* BRIEF
Copy, from the entries below, each line in which the string "propusa" appears.

* SUPPLIED MATERIAL
---+---
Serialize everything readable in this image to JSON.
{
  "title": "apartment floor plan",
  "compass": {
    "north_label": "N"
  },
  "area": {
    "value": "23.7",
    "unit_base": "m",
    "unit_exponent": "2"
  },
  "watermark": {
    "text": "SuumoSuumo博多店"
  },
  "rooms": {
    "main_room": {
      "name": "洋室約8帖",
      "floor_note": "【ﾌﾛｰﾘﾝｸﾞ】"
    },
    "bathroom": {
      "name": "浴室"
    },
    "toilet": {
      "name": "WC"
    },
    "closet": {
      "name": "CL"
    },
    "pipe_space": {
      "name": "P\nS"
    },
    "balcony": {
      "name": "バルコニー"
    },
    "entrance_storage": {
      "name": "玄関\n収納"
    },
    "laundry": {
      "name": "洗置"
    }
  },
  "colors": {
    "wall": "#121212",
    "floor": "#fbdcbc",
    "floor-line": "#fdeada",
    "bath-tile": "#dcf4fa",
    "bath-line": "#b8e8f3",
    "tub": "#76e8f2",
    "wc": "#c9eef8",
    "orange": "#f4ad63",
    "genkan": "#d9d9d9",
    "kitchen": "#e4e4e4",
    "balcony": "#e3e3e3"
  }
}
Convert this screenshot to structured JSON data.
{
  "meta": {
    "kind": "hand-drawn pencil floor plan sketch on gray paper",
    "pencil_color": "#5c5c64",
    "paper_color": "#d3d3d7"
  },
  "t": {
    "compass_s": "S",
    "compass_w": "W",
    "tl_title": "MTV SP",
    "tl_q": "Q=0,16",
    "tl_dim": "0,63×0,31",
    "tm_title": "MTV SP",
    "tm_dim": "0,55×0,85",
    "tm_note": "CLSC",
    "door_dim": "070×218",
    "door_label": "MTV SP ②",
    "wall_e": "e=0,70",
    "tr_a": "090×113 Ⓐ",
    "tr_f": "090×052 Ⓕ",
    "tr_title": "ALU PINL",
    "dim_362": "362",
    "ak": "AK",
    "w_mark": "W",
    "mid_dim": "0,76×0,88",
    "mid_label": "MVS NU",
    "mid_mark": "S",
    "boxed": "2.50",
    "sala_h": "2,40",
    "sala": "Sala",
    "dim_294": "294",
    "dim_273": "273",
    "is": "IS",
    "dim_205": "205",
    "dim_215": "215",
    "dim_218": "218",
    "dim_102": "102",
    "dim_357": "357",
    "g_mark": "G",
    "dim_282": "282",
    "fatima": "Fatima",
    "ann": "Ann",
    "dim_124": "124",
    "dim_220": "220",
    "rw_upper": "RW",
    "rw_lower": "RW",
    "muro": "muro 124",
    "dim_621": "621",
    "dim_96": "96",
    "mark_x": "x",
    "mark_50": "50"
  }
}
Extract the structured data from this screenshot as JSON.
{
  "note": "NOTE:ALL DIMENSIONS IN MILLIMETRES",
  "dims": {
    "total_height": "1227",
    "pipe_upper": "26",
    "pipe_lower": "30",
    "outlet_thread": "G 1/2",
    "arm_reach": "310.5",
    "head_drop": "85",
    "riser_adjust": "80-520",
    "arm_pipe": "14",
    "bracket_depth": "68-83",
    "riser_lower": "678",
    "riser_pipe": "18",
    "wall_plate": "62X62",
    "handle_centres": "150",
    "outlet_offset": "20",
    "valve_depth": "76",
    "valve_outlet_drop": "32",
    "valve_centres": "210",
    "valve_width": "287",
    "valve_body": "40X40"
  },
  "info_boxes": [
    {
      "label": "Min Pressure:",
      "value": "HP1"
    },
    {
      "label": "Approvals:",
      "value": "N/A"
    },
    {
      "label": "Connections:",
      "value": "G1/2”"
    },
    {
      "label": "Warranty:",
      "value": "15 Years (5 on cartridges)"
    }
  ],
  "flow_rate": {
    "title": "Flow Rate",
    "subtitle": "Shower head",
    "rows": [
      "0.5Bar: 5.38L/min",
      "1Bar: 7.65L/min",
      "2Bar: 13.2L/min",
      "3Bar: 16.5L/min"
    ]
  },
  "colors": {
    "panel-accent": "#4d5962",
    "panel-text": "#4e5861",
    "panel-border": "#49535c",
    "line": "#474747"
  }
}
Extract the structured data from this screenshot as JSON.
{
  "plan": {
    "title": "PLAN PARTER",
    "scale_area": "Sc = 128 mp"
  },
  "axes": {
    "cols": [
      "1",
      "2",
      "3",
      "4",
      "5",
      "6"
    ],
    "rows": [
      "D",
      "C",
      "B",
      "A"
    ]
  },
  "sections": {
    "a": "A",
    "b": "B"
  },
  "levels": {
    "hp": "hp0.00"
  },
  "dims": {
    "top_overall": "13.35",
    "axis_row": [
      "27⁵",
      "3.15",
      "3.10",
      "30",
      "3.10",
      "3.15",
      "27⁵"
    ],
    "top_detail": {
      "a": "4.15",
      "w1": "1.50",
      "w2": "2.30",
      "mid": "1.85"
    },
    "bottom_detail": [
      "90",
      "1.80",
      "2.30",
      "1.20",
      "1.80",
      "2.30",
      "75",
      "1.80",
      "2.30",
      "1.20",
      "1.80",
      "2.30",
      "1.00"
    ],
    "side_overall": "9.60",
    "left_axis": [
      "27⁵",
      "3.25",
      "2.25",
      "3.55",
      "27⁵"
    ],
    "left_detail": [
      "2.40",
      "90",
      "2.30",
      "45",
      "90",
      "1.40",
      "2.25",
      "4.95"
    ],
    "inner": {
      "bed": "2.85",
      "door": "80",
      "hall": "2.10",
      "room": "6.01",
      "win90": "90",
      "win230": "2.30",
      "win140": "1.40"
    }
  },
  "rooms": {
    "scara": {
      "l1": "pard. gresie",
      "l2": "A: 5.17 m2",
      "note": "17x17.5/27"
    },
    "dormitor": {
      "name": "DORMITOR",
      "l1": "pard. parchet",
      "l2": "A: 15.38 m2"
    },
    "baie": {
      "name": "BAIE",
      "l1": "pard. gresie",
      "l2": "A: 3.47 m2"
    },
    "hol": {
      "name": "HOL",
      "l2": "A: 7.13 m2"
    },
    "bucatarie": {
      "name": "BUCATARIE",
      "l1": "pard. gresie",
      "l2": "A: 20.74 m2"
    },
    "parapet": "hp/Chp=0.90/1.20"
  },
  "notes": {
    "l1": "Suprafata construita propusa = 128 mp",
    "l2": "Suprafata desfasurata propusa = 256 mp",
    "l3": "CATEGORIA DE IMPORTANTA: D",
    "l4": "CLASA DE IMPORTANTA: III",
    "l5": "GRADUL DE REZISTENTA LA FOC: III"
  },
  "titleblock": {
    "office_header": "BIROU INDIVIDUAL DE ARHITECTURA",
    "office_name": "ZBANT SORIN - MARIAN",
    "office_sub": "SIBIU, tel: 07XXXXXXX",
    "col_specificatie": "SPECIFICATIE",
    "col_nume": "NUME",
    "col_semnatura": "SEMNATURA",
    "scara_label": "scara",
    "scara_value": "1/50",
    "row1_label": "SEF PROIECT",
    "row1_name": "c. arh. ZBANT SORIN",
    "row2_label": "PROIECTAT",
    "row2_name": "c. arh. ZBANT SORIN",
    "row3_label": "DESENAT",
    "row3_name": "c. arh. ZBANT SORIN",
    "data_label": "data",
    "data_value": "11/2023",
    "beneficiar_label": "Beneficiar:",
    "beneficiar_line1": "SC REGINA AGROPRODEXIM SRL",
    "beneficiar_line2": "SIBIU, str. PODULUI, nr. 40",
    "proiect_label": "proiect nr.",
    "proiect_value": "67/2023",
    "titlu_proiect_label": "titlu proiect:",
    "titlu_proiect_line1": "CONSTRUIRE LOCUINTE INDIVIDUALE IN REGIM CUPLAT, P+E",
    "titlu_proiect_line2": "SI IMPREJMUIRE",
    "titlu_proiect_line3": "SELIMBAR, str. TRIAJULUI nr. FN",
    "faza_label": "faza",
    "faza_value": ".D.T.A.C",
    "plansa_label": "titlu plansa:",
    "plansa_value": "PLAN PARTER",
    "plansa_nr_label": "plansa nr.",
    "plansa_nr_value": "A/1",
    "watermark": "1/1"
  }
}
---+---
* SOLUTION
    "l1": "Suprafata construita propusa = 128 mp",
    "l2": "Suprafata desfasurata propusa = 256 mp",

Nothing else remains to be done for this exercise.